**Task data**:
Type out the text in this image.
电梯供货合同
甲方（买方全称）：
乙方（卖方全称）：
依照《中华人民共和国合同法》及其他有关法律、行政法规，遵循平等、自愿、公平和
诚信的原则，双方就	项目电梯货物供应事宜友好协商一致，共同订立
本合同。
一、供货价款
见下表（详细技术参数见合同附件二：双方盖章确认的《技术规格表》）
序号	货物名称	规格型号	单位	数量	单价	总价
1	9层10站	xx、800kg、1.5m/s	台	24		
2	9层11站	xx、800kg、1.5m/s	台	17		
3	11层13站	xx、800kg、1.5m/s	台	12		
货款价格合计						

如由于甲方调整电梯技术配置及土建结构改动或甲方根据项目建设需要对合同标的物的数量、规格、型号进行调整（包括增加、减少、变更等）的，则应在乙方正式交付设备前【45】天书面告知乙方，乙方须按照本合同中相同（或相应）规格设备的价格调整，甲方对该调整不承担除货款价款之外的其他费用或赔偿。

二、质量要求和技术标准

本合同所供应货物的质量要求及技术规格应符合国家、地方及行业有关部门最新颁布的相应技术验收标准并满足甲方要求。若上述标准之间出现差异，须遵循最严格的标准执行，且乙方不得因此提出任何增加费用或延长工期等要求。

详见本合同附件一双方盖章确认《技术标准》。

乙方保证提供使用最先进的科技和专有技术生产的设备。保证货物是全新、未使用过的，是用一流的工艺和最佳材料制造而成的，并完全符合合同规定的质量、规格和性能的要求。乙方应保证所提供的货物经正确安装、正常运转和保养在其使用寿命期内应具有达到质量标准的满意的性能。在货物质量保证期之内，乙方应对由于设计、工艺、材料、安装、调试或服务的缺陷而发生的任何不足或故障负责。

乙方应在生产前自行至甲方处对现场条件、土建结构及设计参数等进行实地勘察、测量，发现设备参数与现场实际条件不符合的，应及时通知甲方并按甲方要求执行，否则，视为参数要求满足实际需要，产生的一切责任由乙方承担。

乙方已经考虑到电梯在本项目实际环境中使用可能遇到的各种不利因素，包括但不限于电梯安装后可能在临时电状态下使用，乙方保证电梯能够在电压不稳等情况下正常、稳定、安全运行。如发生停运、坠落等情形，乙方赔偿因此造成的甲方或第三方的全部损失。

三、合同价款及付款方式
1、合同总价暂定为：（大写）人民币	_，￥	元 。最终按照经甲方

**Problem requirements**: Output all preceding records character for character.

**Task answer**:
Type out the text in this image.
电梯供货合同
甲方（买方全称）：
乙方（卖方全称）：
依照《中华人民共和国合同法》及其他有关法律、行政法规，遵循平等、自愿、公平和
诚信的原则，双方就	项目电梯货物供应事宜友好协商一致，共同订立
本合同。
一、供货价款
见下表（详细技术参数见合同附件二：双方盖章确认的《技术规格表》）
序号	货物名称	规格型号	单位	数量	单价	总价
1	9层10站	xx、800kg、1.5m/s	台	24		
2	9层11站	xx、800kg、1.5m/s	台	17		
3	11层13站	xx、800kg、1.5m/s	台	12		
货款价格合计						

如由于甲方调整电梯技术配置及土建结构改动或甲方根据项目建设需要对合同标的物的数量、规格、型号进行调整（包括增加、减少、变更等）的，则应在乙方正式交付设备前【45】天书面告知乙方，乙方须按照本合同中相同（或相应）规格设备的价格调整，甲方对该调整不承担除货款价款之外的其他费用或赔偿。

二、质量要求和技术标准

本合同所供应货物的质量要求及技术规格应符合国家、地方及行业有关部门最新颁布的相应技术验收标准并满足甲方要求。若上述标准之间出现差异，须遵循最严格的标准执行，且乙方不得因此提出任何增加费用或延长工期等要求。

详见本合同附件一双方盖章确认《技术标准》。

乙方保证提供使用最先进的科技和专有技术生产的设备。保证货物是全新、未使用过的，是用一流的工艺和最佳材料制造而成的，并完全符合合同规定的质量、规格和性能的要求。乙方应保证所提供的货物经正确安装、正常运转和保养在其使用寿命期内应具有达到质量标准的满意的性能。在货物质量保证期之内，乙方应对由于设计、工艺、材料、安装、调试或服务的缺陷而发生的任何不足或故障负责。

乙方应在生产前自行至甲方处对现场条件、土建结构及设计参数等进行实地勘察、测量，发现设备参数与现场实际条件不符合的，应及时通知甲方并按甲方要求执行，否则，视为参数要求满足实际需要，产生的一切责任由乙方承担。

乙方已经考虑到电梯在本项目实际环境中使用可能遇到的各种不利因素，包括但不限于电梯安装后可能在临时电状态下使用，乙方保证电梯能够在电压不稳等情况下正常、稳定、安全运行。如发生停运、坠落等情形，乙方赔偿因此造成的甲方或第三方的全部损失。

三、合同价款及付款方式
1、合同总价暂定为：（大写）人民币	_，￥	元 。最终按照经甲方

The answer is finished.